* **Goal**:
Duplicate the lines of the records below exactly, leaving out the pictures.

===

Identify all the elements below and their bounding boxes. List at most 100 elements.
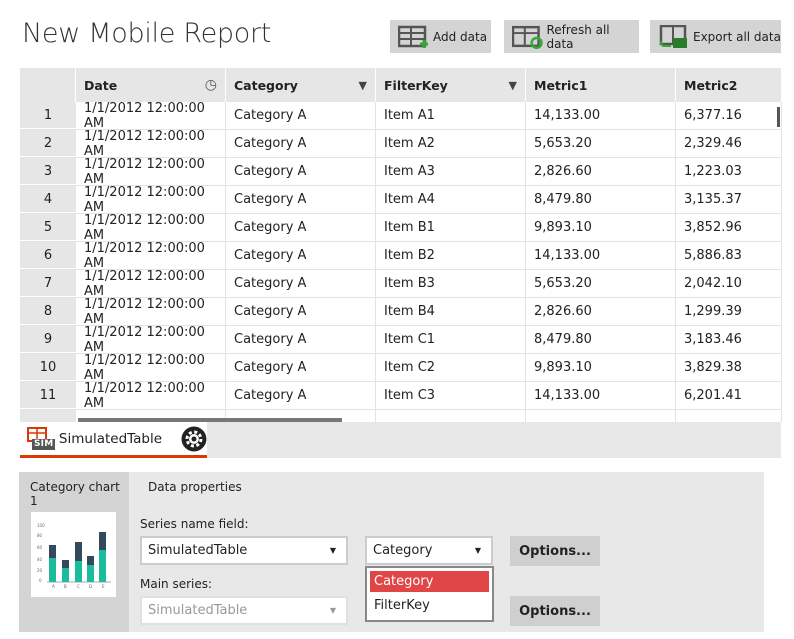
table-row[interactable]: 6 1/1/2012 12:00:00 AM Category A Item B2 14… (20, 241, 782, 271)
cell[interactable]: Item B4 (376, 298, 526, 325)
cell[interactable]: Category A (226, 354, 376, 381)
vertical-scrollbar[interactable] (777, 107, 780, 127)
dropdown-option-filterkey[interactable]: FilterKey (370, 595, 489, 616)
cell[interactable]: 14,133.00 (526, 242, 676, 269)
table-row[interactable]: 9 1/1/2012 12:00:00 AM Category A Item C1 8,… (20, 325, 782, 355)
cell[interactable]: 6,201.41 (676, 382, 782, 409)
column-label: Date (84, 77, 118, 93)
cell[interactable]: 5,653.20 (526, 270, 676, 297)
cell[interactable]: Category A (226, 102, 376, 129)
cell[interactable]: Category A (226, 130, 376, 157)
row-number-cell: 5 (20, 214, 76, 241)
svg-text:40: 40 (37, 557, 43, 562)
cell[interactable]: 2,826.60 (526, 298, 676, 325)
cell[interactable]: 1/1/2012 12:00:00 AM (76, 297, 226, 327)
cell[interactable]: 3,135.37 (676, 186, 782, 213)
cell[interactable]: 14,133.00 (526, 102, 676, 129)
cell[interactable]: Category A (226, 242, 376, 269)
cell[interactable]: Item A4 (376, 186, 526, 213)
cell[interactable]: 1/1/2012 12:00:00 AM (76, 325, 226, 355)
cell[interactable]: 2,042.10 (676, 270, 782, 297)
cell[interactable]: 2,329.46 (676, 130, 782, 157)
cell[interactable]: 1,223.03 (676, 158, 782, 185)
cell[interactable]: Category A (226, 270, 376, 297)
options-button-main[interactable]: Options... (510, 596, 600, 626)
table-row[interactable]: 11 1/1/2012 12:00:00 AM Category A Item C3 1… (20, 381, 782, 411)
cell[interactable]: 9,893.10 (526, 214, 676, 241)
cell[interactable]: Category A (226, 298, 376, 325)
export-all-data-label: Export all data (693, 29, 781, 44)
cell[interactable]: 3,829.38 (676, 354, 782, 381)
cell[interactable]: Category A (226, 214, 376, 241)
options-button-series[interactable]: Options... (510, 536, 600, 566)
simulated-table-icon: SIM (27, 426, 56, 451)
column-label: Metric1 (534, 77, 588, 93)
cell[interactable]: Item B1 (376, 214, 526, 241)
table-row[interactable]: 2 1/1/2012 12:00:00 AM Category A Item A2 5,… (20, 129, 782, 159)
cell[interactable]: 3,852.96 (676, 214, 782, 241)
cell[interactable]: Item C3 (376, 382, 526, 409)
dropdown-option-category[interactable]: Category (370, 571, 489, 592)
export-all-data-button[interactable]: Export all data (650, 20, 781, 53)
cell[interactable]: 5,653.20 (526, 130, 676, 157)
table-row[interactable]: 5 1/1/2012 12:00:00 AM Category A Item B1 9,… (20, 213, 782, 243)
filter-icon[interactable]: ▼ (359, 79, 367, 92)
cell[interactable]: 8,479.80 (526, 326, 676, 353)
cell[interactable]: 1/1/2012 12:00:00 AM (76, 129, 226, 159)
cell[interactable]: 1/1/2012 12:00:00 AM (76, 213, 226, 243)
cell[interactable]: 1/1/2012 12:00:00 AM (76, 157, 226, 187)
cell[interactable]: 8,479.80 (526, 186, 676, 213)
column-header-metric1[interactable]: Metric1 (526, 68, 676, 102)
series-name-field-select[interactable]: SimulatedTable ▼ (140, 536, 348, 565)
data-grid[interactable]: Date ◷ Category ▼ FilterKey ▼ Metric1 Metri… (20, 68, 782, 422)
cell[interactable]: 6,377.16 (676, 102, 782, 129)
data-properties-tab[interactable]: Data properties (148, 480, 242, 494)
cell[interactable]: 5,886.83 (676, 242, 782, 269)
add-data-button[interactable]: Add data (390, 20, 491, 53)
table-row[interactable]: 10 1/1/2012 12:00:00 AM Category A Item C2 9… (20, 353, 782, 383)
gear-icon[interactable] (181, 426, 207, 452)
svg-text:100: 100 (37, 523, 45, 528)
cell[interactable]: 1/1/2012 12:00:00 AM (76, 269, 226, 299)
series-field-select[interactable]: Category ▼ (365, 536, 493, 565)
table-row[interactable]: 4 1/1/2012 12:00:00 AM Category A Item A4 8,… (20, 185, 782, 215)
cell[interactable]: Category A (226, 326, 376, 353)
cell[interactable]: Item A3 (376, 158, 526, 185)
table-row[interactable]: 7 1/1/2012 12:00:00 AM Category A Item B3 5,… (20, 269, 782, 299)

===

* **Answer below**:
Identify all the elements below and their bounding boxes. List at most 100 elements.
table-row[interactable]: 6 1/1/2012 12:00:00 AM Category A Item B2 14… (20, 241, 782, 271)
cell[interactable]: Item B4 (376, 298, 526, 325)
cell[interactable]: Category A (226, 354, 376, 381)
vertical-scrollbar[interactable] (777, 107, 780, 127)
dropdown-option-filterkey[interactable]: FilterKey (370, 595, 489, 616)
cell[interactable]: 14,133.00 (526, 242, 676, 269)
table-row[interactable]: 9 1/1/2012 12:00:00 AM Category A Item C1 8,… (20, 325, 782, 355)
cell[interactable]: 6,201.41 (676, 382, 782, 409)
column-label: Date (84, 77, 118, 93)
cell[interactable]: 5,653.20 (526, 270, 676, 297)
cell[interactable]: Category A (226, 102, 376, 129)
cell[interactable]: Category A (226, 130, 376, 157)
row-number-cell: 5 (20, 214, 76, 241)
svg-text:40: 40 (37, 557, 43, 562)
cell[interactable]: 2,826.60 (526, 298, 676, 325)
cell[interactable]: 1/1/2012 12:00:00 AM (76, 297, 226, 327)
cell[interactable]: 3,135.37 (676, 186, 782, 213)
cell[interactable]: 14,133.00 (526, 102, 676, 129)
cell[interactable]: Category A (226, 242, 376, 269)
cell[interactable]: Item A4 (376, 186, 526, 213)
cell[interactable]: 1/1/2012 12:00:00 AM (76, 325, 226, 355)
cell[interactable]: 2,042.10 (676, 270, 782, 297)
cell[interactable]: 2,329.46 (676, 130, 782, 157)
cell[interactable]: 1,223.03 (676, 158, 782, 185)
cell[interactable]: Category A (226, 270, 376, 297)
options-button-main[interactable]: Options... (510, 596, 600, 626)
table-row[interactable]: 11 1/1/2012 12:00:00 AM Category A Item C3 1… (20, 381, 782, 411)
cell[interactable]: 9,893.10 (526, 214, 676, 241)
cell[interactable]: Category A (226, 298, 376, 325)
export-all-data-label: Export all data (693, 29, 781, 44)
cell[interactable]: 3,829.38 (676, 354, 782, 381)
cell[interactable]: Category A (226, 214, 376, 241)
options-button-series[interactable]: Options... (510, 536, 600, 566)
simulated-table-icon: SIM (27, 426, 56, 451)
column-label: Metric1 (534, 77, 588, 93)
cell[interactable]: Item B1 (376, 214, 526, 241)
table-row[interactable]: 2 1/1/2012 12:00:00 AM Category A Item A2 5,… (20, 129, 782, 159)
cell[interactable]: 3,852.96 (676, 214, 782, 241)
cell[interactable]: Item C3 (376, 382, 526, 409)
dropdown-option-category[interactable]: Category (370, 571, 489, 592)
export-all-data-button[interactable]: Export all data (650, 20, 781, 53)
cell[interactable]: 5,653.20 (526, 130, 676, 157)
table-row[interactable]: 5 1/1/2012 12:00:00 AM Category A Item B1 9,… (20, 213, 782, 243)
filter-icon[interactable]: ▼ (359, 79, 367, 92)
cell[interactable]: 8,479.80 (526, 326, 676, 353)
cell[interactable]: 1/1/2012 12:00:00 AM (76, 129, 226, 159)
cell[interactable]: 1/1/2012 12:00:00 AM (76, 213, 226, 243)
cell[interactable]: 1/1/2012 12:00:00 AM (76, 157, 226, 187)
cell[interactable]: 8,479.80 (526, 186, 676, 213)
column-header-metric1[interactable]: Metric1 (526, 68, 676, 102)
series-name-field-select[interactable]: SimulatedTable ▼ (140, 536, 348, 565)
data-grid[interactable]: Date ◷ Category ▼ FilterKey ▼ Metric1 Metri… (20, 68, 782, 422)
cell[interactable]: 6,377.16 (676, 102, 782, 129)
data-properties-tab[interactable]: Data properties (148, 480, 242, 494)
cell[interactable]: 5,886.83 (676, 242, 782, 269)
add-data-button[interactable]: Add data (390, 20, 491, 53)
table-row[interactable]: 10 1/1/2012 12:00:00 AM Category A Item C2 9… (20, 353, 782, 383)
gear-icon[interactable] (181, 426, 207, 452)
svg-text:100: 100 (37, 523, 45, 528)
cell[interactable]: 1/1/2012 12:00:00 AM (76, 269, 226, 299)
series-field-select[interactable]: Category ▼ (365, 536, 493, 565)
table-row[interactable]: 4 1/1/2012 12:00:00 AM Category A Item A4 8,… (20, 185, 782, 215)
cell[interactable]: Category A (226, 326, 376, 353)
cell[interactable]: Item A3 (376, 158, 526, 185)
table-row[interactable]: 7 1/1/2012 12:00:00 AM Category A Item B3 5,… (20, 269, 782, 299)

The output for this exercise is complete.